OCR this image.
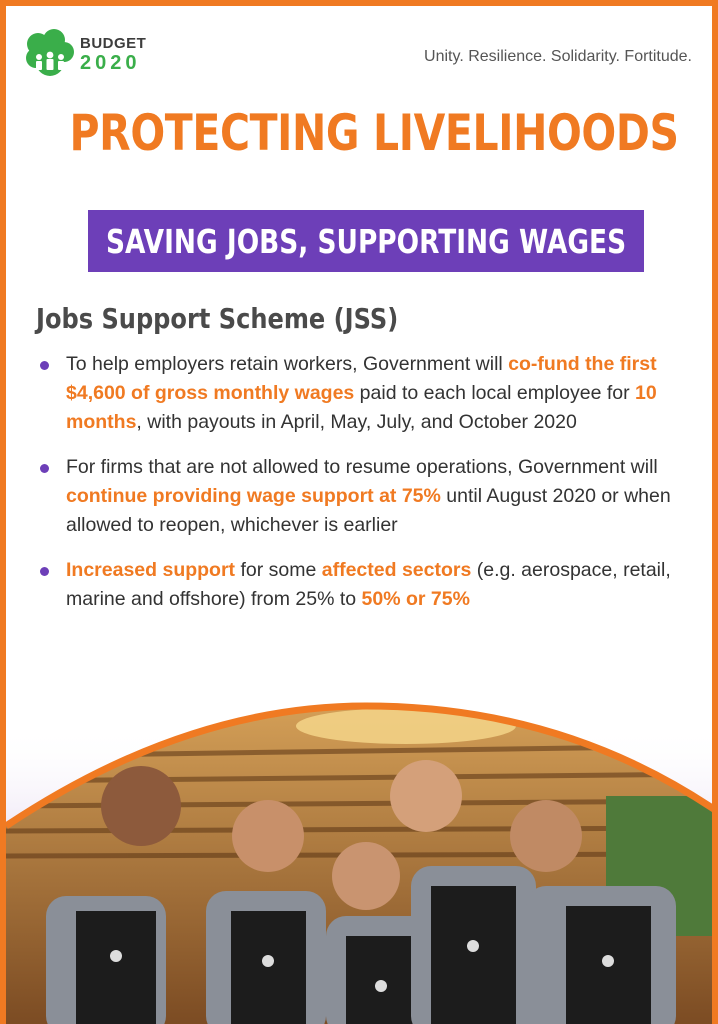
BUDGET
2020	Unity. Resilience. Solidarity. Fortitude.
PROTECTING LIVELIHOODS
SAVING JOBS, SUPPORTING WAGES
Jobs Support Scheme (JSS)
To help employers retain workers, Government will co-fund the first $4,600 of gross monthly wages paid to each local employee for 10 months, with payouts in April, May, July, and October 2020
For firms that are not allowed to resume operations, Government will continue providing wage support at 75% until August 2020 or when allowed to reopen, whichever is earlier
Increased support for some affected sectors (e.g. aerospace, retail, marine and offshore) from 25% to 50% or 75%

Goal | Make a verbatim copy of all the entries and strip out the pictures.

Solution |
OCR this image.
BUDGET
2020	Unity. Resilience. Solidarity. Fortitude.
PROTECTING LIVELIHOODS
SAVING JOBS, SUPPORTING WAGES
Jobs Support Scheme (JSS)
To help employers retain workers, Government will co-fund the first $4,600 of gross monthly wages paid to each local employee for 10 months, with payouts in April, May, July, and October 2020
For firms that are not allowed to resume operations, Government will continue providing wage support at 75% until August 2020 or when allowed to reopen, whichever is earlier
Increased support for some affected sectors (e.g. aerospace, retail, marine and offshore) from 25% to 50% or 75%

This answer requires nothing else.